Prompt —
Repeat the lines below exactly as they appear, but leave out the images.

Record list —
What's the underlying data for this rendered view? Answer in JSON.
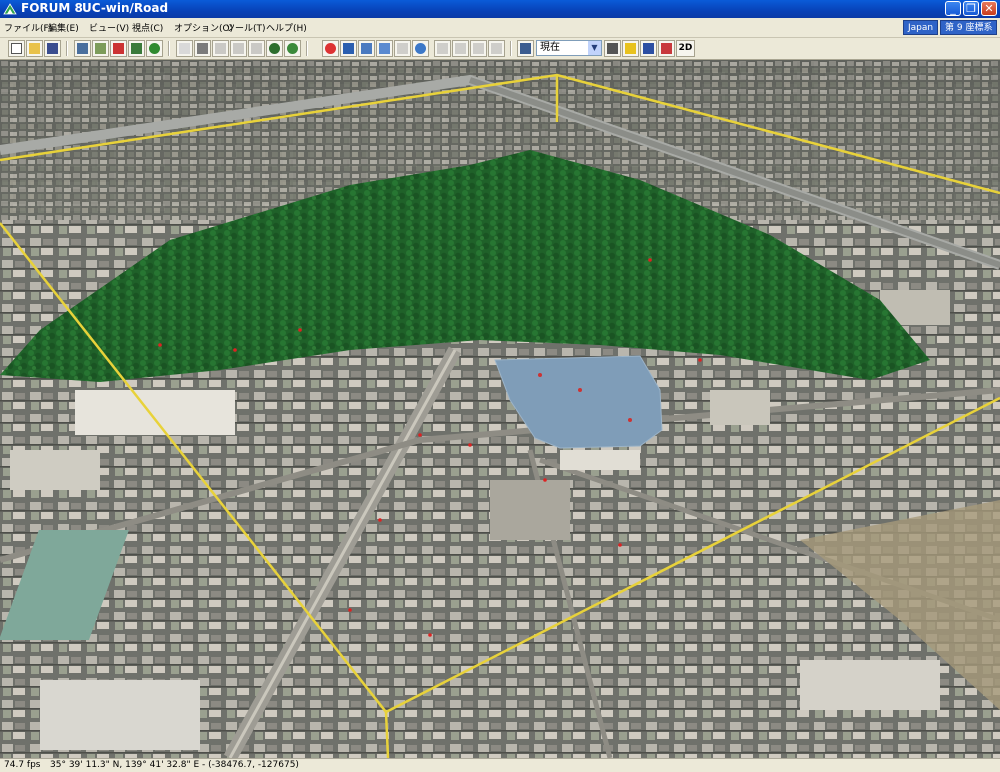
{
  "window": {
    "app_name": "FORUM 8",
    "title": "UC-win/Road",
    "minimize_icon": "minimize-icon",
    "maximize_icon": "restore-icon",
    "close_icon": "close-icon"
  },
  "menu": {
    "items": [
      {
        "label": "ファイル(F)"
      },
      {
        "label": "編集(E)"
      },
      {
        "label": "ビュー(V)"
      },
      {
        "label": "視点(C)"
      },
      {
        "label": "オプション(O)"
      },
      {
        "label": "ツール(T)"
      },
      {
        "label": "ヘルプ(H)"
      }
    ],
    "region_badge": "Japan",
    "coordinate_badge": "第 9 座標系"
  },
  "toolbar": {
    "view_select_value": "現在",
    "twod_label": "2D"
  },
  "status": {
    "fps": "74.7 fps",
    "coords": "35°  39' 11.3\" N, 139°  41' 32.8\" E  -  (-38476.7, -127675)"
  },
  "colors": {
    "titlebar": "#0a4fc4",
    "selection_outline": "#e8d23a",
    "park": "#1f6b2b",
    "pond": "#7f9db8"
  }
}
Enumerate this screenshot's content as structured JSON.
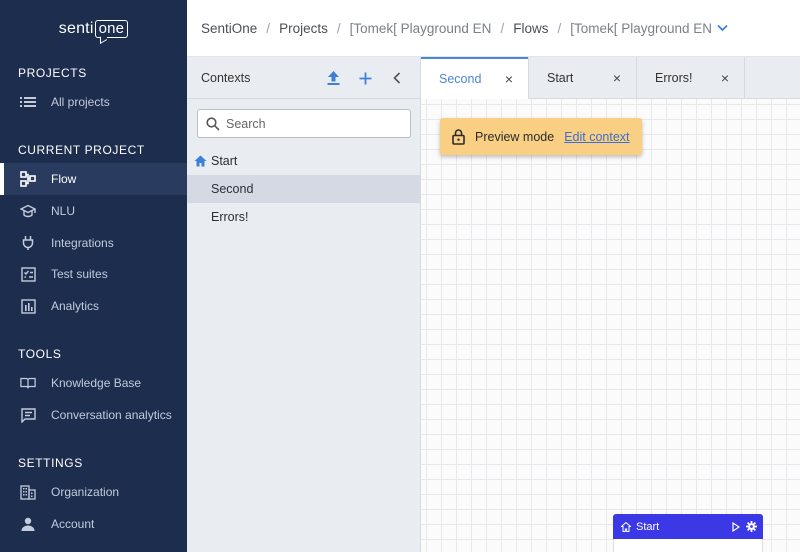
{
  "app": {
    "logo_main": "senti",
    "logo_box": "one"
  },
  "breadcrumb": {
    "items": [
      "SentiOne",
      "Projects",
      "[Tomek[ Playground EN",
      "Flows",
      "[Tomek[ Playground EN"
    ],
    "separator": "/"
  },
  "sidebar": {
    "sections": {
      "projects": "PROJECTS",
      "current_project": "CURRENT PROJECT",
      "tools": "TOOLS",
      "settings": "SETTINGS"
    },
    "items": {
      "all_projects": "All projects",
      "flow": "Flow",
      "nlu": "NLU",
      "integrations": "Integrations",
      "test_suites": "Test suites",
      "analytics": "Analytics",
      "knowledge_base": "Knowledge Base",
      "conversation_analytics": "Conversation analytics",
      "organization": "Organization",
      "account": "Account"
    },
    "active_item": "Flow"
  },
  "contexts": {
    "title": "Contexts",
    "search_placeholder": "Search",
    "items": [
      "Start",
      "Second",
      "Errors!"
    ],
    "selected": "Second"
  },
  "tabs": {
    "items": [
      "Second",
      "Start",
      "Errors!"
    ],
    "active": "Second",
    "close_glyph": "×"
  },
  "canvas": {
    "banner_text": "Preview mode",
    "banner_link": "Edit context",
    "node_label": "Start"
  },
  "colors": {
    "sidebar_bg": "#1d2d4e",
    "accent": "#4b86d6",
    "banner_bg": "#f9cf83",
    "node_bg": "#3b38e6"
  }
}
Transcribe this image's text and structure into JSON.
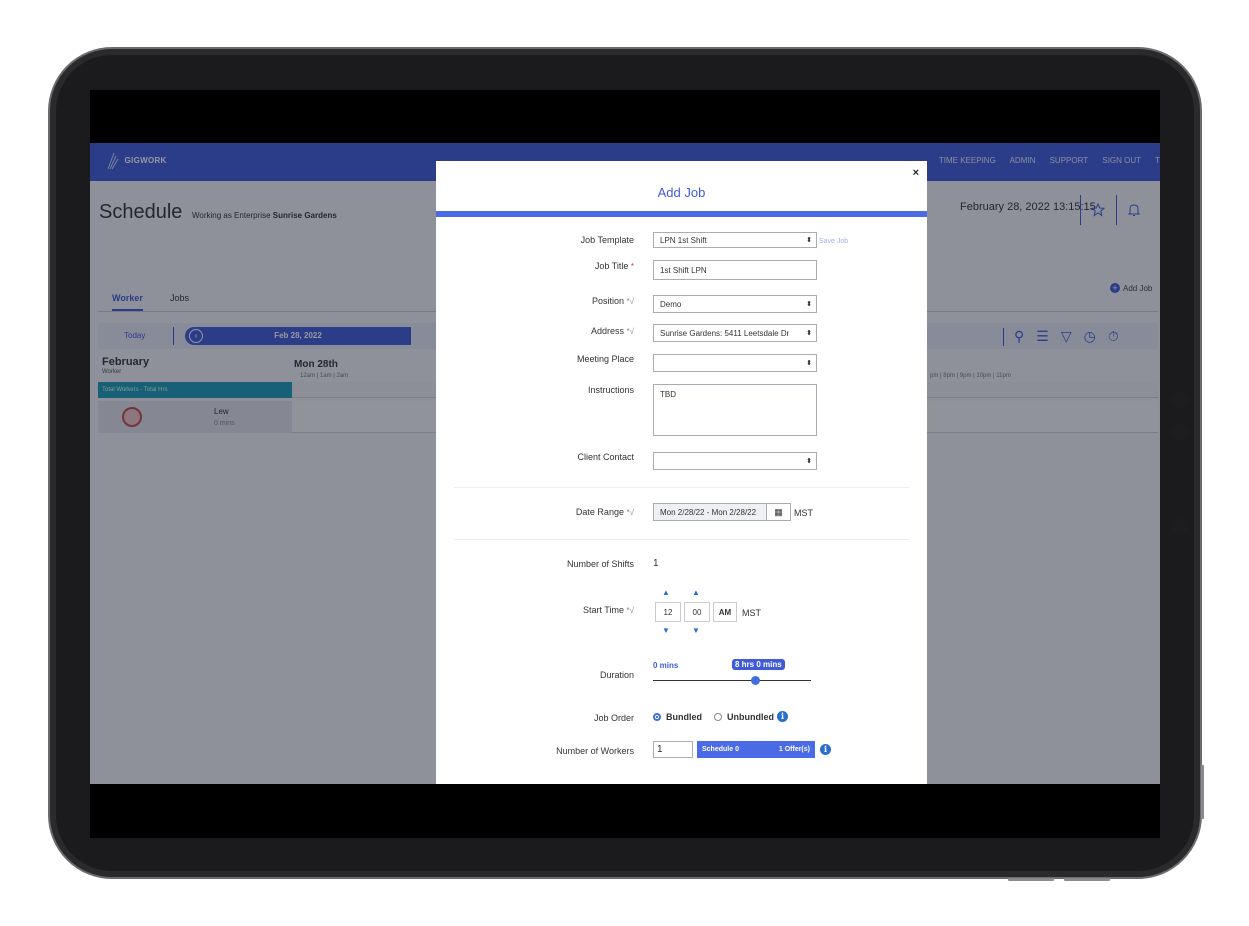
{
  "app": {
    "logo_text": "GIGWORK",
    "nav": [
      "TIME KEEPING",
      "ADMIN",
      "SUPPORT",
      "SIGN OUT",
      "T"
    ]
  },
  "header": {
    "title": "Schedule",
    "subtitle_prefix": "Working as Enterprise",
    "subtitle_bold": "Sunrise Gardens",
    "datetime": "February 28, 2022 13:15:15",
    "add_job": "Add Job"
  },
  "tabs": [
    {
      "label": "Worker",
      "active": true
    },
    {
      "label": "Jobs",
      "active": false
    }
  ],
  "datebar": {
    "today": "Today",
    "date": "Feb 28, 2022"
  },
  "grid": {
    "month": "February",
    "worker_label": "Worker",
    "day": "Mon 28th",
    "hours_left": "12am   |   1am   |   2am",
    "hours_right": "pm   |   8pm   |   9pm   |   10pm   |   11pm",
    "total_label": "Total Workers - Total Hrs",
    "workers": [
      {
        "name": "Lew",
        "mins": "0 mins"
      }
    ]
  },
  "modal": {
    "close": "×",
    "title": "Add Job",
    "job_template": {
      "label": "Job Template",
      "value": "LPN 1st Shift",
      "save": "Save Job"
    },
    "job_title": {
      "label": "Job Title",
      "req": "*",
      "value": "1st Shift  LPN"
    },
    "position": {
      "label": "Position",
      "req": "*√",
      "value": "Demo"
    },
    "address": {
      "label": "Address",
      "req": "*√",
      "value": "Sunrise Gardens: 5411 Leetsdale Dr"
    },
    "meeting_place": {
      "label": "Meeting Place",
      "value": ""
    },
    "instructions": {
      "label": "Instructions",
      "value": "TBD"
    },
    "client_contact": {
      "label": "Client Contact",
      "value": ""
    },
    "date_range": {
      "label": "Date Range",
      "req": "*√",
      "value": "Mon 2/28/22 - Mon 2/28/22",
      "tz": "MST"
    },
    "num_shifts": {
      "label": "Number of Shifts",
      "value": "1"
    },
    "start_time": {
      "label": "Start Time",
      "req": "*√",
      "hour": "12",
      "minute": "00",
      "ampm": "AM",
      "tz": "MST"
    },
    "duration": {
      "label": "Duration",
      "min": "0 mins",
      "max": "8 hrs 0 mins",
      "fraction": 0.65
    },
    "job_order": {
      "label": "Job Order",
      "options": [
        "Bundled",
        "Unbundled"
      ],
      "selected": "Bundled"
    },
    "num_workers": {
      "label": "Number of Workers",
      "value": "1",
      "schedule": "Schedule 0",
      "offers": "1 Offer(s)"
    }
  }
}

Result for this task —
What's the underlying data for this rendered view? Answer in JSON.
{
  "window": {
    "app_name": "FORUM 8",
    "title": "UC-win/Road",
    "minimize_icon": "minimize-icon",
    "maximize_icon": "restore-icon",
    "close_icon": "close-icon"
  },
  "menu": {
    "items": [
      {
        "label": "ファイル(F)"
      },
      {
        "label": "編集(E)"
      },
      {
        "label": "ビュー(V)"
      },
      {
        "label": "視点(C)"
      },
      {
        "label": "オプション(O)"
      },
      {
        "label": "ツール(T)"
      },
      {
        "label": "ヘルプ(H)"
      }
    ],
    "region_badge": "Japan",
    "coordinate_badge": "第 9 座標系"
  },
  "toolbar": {
    "view_select_value": "現在",
    "twod_label": "2D"
  },
  "status": {
    "fps": "74.7 fps",
    "coords": "35°  39' 11.3\" N, 139°  41' 32.8\" E  -  (-38476.7, -127675)"
  },
  "colors": {
    "titlebar": "#0a4fc4",
    "selection_outline": "#e8d23a",
    "park": "#1f6b2b",
    "pond": "#7f9db8"
  }
}
Enumerate this screenshot's content as structured JSON.
{
  "app": {
    "logo_main": "senti",
    "logo_box": "one"
  },
  "breadcrumb": {
    "items": [
      "SentiOne",
      "Projects",
      "[Tomek[ Playground EN",
      "Flows",
      "[Tomek[ Playground EN"
    ],
    "separator": "/"
  },
  "sidebar": {
    "sections": {
      "projects": "PROJECTS",
      "current_project": "CURRENT PROJECT",
      "tools": "TOOLS",
      "settings": "SETTINGS"
    },
    "items": {
      "all_projects": "All projects",
      "flow": "Flow",
      "nlu": "NLU",
      "integrations": "Integrations",
      "test_suites": "Test suites",
      "analytics": "Analytics",
      "knowledge_base": "Knowledge Base",
      "conversation_analytics": "Conversation analytics",
      "organization": "Organization",
      "account": "Account"
    },
    "active_item": "Flow"
  },
  "contexts": {
    "title": "Contexts",
    "search_placeholder": "Search",
    "items": [
      "Start",
      "Second",
      "Errors!"
    ],
    "selected": "Second"
  },
  "tabs": {
    "items": [
      "Second",
      "Start",
      "Errors!"
    ],
    "active": "Second",
    "close_glyph": "×"
  },
  "canvas": {
    "banner_text": "Preview mode",
    "banner_link": "Edit context",
    "node_label": "Start"
  },
  "colors": {
    "sidebar_bg": "#1d2d4e",
    "accent": "#4b86d6",
    "banner_bg": "#f9cf83",
    "node_bg": "#3b38e6"
  }
}
Transcribe this image's text and structure into JSON.
{
  "app": {
    "logo_text": "GIGWORK",
    "nav": [
      "TIME KEEPING",
      "ADMIN",
      "SUPPORT",
      "SIGN OUT",
      "T"
    ]
  },
  "header": {
    "title": "Schedule",
    "subtitle_prefix": "Working as Enterprise",
    "subtitle_bold": "Sunrise Gardens",
    "datetime": "February 28, 2022 13:15:15",
    "add_job": "Add Job"
  },
  "tabs": [
    {
      "label": "Worker",
      "active": true
    },
    {
      "label": "Jobs",
      "active": false
    }
  ],
  "datebar": {
    "today": "Today",
    "date": "Feb 28, 2022"
  },
  "grid": {
    "month": "February",
    "worker_label": "Worker",
    "day": "Mon 28th",
    "hours_left": "12am   |   1am   |   2am",
    "hours_right": "pm   |   8pm   |   9pm   |   10pm   |   11pm",
    "total_label": "Total Workers - Total Hrs",
    "workers": [
      {
        "name": "Lew",
        "mins": "0 mins"
      }
    ]
  },
  "modal": {
    "close": "×",
    "title": "Add Job",
    "job_template": {
      "label": "Job Template",
      "value": "LPN 1st Shift",
      "save": "Save Job"
    },
    "job_title": {
      "label": "Job Title",
      "req": "*",
      "value": "1st Shift  LPN"
    },
    "position": {
      "label": "Position",
      "req": "*√",
      "value": "Demo"
    },
    "address": {
      "label": "Address",
      "req": "*√",
      "value": "Sunrise Gardens: 5411 Leetsdale Dr"
    },
    "meeting_place": {
      "label": "Meeting Place",
      "value": ""
    },
    "instructions": {
      "label": "Instructions",
      "value": "TBD"
    },
    "client_contact": {
      "label": "Client Contact",
      "value": ""
    },
    "date_range": {
      "label": "Date Range",
      "req": "*√",
      "value": "Mon 2/28/22 - Mon 2/28/22",
      "tz": "MST"
    },
    "num_shifts": {
      "label": "Number of Shifts",
      "value": "1"
    },
    "start_time": {
      "label": "Start Time",
      "req": "*√",
      "hour": "12",
      "minute": "00",
      "ampm": "AM",
      "tz": "MST"
    },
    "duration": {
      "label": "Duration",
      "min": "0 mins",
      "max": "8 hrs 0 mins",
      "fraction": 0.65
    },
    "job_order": {
      "label": "Job Order",
      "options": [
        "Bundled",
        "Unbundled"
      ],
      "selected": "Bundled"
    },
    "num_workers": {
      "label": "Number of Workers",
      "value": "1",
      "schedule": "Schedule 0",
      "offers": "1 Offer(s)"
    }
  }
}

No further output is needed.